:: TASK DESCRIPTION ::
Reproduce the data below word for word, from its first line through the line that contains "agent-avatar [62, 1778, 158, 1874]", including both of those lines.

:: DATA FOR THE TASK ::
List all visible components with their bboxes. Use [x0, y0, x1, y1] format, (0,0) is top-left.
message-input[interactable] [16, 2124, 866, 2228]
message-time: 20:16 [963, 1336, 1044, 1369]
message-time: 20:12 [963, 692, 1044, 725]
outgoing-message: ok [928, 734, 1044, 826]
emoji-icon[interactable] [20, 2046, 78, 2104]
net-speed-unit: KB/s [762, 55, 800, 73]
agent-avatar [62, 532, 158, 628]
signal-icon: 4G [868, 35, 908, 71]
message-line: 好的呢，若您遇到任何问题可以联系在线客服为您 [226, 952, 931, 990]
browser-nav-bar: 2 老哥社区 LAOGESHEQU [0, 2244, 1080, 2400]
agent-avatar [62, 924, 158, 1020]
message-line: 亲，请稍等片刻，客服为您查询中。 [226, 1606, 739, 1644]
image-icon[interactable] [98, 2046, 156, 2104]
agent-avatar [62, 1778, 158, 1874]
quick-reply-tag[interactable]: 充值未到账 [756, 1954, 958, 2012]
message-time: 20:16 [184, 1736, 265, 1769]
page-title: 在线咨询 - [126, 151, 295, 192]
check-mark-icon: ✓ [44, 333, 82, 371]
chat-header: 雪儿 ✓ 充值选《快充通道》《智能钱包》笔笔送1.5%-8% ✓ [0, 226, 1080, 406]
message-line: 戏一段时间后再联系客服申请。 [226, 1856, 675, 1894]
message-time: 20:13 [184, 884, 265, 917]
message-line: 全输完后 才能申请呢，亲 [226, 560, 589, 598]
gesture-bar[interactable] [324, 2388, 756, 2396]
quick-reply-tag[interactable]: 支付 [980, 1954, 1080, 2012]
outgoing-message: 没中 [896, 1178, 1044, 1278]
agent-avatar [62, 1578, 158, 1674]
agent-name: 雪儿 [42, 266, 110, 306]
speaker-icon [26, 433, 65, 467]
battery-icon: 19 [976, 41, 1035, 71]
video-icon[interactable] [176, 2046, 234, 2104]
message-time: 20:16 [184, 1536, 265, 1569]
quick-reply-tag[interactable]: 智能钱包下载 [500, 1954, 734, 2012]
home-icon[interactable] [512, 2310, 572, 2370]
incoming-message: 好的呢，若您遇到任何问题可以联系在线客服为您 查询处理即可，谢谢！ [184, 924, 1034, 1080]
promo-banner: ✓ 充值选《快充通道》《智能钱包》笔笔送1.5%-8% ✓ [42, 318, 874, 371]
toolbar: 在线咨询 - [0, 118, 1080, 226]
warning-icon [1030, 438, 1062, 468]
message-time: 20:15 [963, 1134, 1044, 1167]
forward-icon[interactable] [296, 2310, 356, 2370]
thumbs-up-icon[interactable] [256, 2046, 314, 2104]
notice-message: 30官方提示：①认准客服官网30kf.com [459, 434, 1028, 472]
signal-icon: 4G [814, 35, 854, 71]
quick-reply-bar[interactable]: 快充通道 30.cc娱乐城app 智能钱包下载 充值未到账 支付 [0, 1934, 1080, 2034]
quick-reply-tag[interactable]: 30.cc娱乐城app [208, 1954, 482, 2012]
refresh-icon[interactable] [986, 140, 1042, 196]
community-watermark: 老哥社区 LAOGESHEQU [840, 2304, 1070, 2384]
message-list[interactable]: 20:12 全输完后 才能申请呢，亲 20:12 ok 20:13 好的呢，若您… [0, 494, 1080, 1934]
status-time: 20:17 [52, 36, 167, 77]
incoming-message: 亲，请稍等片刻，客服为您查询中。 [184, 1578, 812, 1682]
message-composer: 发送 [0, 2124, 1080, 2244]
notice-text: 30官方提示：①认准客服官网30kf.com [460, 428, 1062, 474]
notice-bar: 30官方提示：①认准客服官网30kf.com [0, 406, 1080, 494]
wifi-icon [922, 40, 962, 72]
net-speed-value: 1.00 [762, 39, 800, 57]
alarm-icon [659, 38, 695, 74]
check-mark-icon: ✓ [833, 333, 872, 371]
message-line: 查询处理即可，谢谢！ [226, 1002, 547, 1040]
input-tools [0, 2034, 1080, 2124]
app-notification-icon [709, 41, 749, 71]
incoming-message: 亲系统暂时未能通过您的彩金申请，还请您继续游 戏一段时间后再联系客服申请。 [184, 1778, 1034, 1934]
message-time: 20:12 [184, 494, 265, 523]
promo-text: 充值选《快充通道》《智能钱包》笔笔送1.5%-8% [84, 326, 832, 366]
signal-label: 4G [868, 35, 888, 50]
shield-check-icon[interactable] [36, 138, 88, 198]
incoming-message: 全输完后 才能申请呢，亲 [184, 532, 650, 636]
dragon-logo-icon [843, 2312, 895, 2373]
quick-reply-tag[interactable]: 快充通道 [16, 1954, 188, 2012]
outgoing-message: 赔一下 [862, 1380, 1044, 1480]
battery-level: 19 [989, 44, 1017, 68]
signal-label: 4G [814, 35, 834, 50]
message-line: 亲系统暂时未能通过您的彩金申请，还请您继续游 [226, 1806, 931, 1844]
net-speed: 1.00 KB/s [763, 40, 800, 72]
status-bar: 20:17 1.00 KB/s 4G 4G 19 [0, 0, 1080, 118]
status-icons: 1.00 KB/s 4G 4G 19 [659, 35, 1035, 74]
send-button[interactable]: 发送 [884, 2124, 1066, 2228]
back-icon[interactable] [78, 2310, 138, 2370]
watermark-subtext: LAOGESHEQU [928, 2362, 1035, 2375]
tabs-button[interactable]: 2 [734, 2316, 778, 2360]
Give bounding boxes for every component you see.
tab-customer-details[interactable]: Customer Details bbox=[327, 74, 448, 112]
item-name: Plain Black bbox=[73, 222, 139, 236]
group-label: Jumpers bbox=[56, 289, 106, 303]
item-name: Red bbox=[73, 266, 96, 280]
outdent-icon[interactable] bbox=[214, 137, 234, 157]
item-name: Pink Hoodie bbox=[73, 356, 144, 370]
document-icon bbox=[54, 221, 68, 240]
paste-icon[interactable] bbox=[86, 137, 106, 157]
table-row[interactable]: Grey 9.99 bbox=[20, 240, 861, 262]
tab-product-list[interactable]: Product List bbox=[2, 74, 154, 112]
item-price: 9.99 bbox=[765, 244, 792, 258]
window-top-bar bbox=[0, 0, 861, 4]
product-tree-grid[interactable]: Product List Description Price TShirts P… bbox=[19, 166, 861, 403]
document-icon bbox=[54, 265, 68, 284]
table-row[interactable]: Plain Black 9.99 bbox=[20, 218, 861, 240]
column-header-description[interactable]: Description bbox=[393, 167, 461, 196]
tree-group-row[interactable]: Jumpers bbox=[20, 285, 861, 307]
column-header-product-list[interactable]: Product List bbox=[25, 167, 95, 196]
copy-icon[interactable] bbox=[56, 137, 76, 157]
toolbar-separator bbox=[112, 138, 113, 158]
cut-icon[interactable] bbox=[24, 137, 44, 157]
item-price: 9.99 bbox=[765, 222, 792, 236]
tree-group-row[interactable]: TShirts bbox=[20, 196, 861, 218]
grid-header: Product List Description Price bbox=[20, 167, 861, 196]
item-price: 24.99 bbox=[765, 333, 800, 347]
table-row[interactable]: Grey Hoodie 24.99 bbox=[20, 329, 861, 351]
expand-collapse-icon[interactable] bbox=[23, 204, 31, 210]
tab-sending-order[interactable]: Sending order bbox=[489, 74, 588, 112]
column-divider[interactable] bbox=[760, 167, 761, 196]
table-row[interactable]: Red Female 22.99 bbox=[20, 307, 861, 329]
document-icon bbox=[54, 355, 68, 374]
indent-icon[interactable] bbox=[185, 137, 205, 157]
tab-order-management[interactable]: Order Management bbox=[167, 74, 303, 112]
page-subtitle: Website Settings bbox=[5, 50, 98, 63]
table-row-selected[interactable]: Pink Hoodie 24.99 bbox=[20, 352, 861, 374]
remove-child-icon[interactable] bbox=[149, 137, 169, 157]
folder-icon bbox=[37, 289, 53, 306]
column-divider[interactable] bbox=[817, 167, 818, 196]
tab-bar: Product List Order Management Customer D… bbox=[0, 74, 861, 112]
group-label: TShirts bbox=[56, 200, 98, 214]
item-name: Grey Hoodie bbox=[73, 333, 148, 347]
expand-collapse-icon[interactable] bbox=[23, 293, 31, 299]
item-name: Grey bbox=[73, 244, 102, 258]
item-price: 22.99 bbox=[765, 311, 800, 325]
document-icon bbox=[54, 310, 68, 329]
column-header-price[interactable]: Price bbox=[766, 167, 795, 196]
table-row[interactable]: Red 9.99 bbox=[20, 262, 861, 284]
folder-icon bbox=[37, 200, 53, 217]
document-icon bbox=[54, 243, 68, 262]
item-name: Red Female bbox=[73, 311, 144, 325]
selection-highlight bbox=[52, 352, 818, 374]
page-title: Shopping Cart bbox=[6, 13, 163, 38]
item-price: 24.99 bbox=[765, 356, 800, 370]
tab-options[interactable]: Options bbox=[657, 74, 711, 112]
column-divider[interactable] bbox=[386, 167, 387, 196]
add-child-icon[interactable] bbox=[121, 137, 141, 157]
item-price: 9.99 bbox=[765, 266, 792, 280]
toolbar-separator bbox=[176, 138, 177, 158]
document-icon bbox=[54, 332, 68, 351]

:: ANSWER TO THIS PROBLEM ::
List all visible components with their bboxes. Use [x0, y0, x1, y1] format, (0,0) is top-left.
message-input[interactable] [16, 2124, 866, 2228]
message-time: 20:16 [963, 1336, 1044, 1369]
message-time: 20:12 [963, 692, 1044, 725]
outgoing-message: ok [928, 734, 1044, 826]
emoji-icon[interactable] [20, 2046, 78, 2104]
net-speed-unit: KB/s [762, 55, 800, 73]
agent-avatar [62, 532, 158, 628]
signal-icon: 4G [868, 35, 908, 71]
message-line: 好的呢，若您遇到任何问题可以联系在线客服为您 [226, 952, 931, 990]
browser-nav-bar: 2 老哥社区 LAOGESHEQU [0, 2244, 1080, 2400]
agent-avatar [62, 924, 158, 1020]
message-line: 亲，请稍等片刻，客服为您查询中。 [226, 1606, 739, 1644]
image-icon[interactable] [98, 2046, 156, 2104]
agent-avatar [62, 1778, 158, 1874]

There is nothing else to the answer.